**What this task involves:** Print the whole listing exactly.

[Excerpts from a figure dataset]
━━━━━━━━

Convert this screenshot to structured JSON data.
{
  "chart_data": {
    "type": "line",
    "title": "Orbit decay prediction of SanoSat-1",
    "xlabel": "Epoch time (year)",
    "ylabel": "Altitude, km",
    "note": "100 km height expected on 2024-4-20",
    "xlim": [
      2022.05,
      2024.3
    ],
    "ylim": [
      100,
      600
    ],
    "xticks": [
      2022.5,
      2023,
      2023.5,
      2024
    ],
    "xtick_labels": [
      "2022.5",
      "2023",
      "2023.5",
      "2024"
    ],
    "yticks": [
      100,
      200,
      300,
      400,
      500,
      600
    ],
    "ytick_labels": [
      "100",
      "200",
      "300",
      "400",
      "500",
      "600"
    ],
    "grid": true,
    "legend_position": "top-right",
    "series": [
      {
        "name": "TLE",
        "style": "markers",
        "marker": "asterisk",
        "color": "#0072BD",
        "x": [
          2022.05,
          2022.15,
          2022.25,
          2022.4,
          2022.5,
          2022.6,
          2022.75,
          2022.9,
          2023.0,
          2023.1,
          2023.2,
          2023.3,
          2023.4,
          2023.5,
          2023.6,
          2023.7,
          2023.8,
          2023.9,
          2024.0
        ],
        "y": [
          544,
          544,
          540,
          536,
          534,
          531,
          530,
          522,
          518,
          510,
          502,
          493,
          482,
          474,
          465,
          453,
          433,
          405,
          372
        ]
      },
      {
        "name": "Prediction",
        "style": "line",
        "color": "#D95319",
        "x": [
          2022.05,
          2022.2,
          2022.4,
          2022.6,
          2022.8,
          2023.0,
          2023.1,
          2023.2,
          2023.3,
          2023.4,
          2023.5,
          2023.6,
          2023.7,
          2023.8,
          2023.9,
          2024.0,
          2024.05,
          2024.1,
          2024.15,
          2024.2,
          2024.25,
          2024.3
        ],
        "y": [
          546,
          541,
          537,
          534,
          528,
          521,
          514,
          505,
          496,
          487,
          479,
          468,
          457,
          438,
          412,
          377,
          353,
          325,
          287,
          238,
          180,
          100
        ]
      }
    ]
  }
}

━━━━━━━━

**Solution for this problem:**
Convert this screenshot to structured JSON data.
{
  "chart_data": {
    "type": "line",
    "title": "Orbit decay prediction of SanoSat-1",
    "xlabel": "Epoch time (year)",
    "ylabel": "Altitude, km",
    "note": "100 km height expected on 2024-4-20",
    "xlim": [
      2022.05,
      2024.3
    ],
    "ylim": [
      100,
      600
    ],
    "xticks": [
      2022.5,
      2023,
      2023.5,
      2024
    ],
    "xtick_labels": [
      "2022.5",
      "2023",
      "2023.5",
      "2024"
    ],
    "yticks": [
      100,
      200,
      300,
      400,
      500,
      600
    ],
    "ytick_labels": [
      "100",
      "200",
      "300",
      "400",
      "500",
      "600"
    ],
    "grid": true,
    "legend_position": "top-right",
    "series": [
      {
        "name": "TLE",
        "style": "markers",
        "marker": "asterisk",
        "color": "#0072BD",
        "x": [
          2022.05,
          2022.15,
          2022.25,
          2022.4,
          2022.5,
          2022.6,
          2022.75,
          2022.9,
          2023.0,
          2023.1,
          2023.2,
          2023.3,
          2023.4,
          2023.5,
          2023.6,
          2023.7,
          2023.8,
          2023.9,
          2024.0
        ],
        "y": [
          544,
          544,
          540,
          536,
          534,
          531,
          530,
          522,
          518,
          510,
          502,
          493,
          482,
          474,
          465,
          453,
          433,
          405,
          372
        ]
      },
      {
        "name": "Prediction",
        "style": "line",
        "color": "#D95319",
        "x": [
          2022.05,
          2022.2,
          2022.4,
          2022.6,
          2022.8,
          2023.0,
          2023.1,
          2023.2,
          2023.3,
          2023.4,
          2023.5,
          2023.6,
          2023.7,
          2023.8,
          2023.9,
          2024.0,
          2024.05,
          2024.1,
          2024.15,
          2024.2,
          2024.25,
          2024.3
        ],
        "y": [
          546,
          541,
          537,
          534,
          528,
          521,
          514,
          505,
          496,
          487,
          479,
          468,
          457,
          438,
          412,
          377,
          353,
          325,
          287,
          238,
          180,
          100
        ]
      }
    ]
  }
}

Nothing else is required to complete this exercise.